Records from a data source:

☆ ☆ ☆

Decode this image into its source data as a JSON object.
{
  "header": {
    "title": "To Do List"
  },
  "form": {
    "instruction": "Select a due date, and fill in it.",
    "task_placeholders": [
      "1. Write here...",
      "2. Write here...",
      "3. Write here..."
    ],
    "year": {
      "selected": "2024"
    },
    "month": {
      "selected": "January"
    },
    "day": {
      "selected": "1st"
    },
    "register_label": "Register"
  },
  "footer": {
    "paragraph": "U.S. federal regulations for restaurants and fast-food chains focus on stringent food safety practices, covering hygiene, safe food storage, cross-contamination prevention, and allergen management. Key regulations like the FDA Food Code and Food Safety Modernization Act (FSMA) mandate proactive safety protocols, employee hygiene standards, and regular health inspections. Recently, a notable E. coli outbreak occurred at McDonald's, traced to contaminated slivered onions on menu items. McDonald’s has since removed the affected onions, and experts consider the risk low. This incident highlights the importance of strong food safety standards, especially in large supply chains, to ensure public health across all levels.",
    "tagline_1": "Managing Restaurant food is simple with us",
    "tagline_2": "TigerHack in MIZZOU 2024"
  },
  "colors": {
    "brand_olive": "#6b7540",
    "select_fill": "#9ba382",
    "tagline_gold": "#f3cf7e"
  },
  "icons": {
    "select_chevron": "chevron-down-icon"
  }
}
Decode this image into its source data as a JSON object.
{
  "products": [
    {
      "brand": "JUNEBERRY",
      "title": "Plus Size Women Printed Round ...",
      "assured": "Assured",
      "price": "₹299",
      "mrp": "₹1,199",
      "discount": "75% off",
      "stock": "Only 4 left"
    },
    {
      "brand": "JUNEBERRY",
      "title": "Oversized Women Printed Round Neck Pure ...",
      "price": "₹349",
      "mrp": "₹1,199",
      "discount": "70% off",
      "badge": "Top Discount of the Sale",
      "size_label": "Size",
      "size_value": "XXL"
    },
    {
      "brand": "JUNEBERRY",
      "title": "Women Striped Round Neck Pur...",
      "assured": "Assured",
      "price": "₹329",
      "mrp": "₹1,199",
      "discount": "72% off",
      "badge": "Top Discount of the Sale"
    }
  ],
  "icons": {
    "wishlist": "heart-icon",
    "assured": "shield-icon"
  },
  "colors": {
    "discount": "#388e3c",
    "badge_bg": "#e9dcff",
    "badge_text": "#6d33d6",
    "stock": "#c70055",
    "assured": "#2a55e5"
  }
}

☆ ☆ ☆

### Exercise instructions:
Exactly as they are written, print the entries again.

### Solution for this problem:
Decode this image into its source data as a JSON object.
{
  "header": {
    "title": "To Do List"
  },
  "form": {
    "instruction": "Select a due date, and fill in it.",
    "task_placeholders": [
      "1. Write here...",
      "2. Write here...",
      "3. Write here..."
    ],
    "year": {
      "selected": "2024"
    },
    "month": {
      "selected": "January"
    },
    "day": {
      "selected": "1st"
    },
    "register_label": "Register"
  },
  "footer": {
    "paragraph": "U.S. federal regulations for restaurants and fast-food chains focus on stringent food safety practices, covering hygiene, safe food storage, cross-contamination prevention, and allergen management. Key regulations like the FDA Food Code and Food Safety Modernization Act (FSMA) mandate proactive safety protocols, employee hygiene standards, and regular health inspections. Recently, a notable E. coli outbreak occurred at McDonald's, traced to contaminated slivered onions on menu items. McDonald’s has since removed the affected onions, and experts consider the risk low. This incident highlights the importance of strong food safety standards, especially in large supply chains, to ensure public health across all levels.",
    "tagline_1": "Managing Restaurant food is simple with us",
    "tagline_2": "TigerHack in MIZZOU 2024"
  },
  "colors": {
    "brand_olive": "#6b7540",
    "select_fill": "#9ba382",
    "tagline_gold": "#f3cf7e"
  },
  "icons": {
    "select_chevron": "chevron-down-icon"
  }
}
Decode this image into its source data as a JSON object.
{
  "products": [
    {
      "brand": "JUNEBERRY",
      "title": "Plus Size Women Printed Round ...",
      "assured": "Assured",
      "price": "₹299",
      "mrp": "₹1,199",
      "discount": "75% off",
      "stock": "Only 4 left"
    },
    {
      "brand": "JUNEBERRY",
      "title": "Oversized Women Printed Round Neck Pure ...",
      "price": "₹349",
      "mrp": "₹1,199",
      "discount": "70% off",
      "badge": "Top Discount of the Sale",
      "size_label": "Size",
      "size_value": "XXL"
    },
    {
      "brand": "JUNEBERRY",
      "title": "Women Striped Round Neck Pur...",
      "assured": "Assured",
      "price": "₹329",
      "mrp": "₹1,199",
      "discount": "72% off",
      "badge": "Top Discount of the Sale"
    }
  ],
  "icons": {
    "wishlist": "heart-icon",
    "assured": "shield-icon"
  },
  "colors": {
    "discount": "#388e3c",
    "badge_bg": "#e9dcff",
    "badge_text": "#6d33d6",
    "stock": "#c70055",
    "assured": "#2a55e5"
  }
}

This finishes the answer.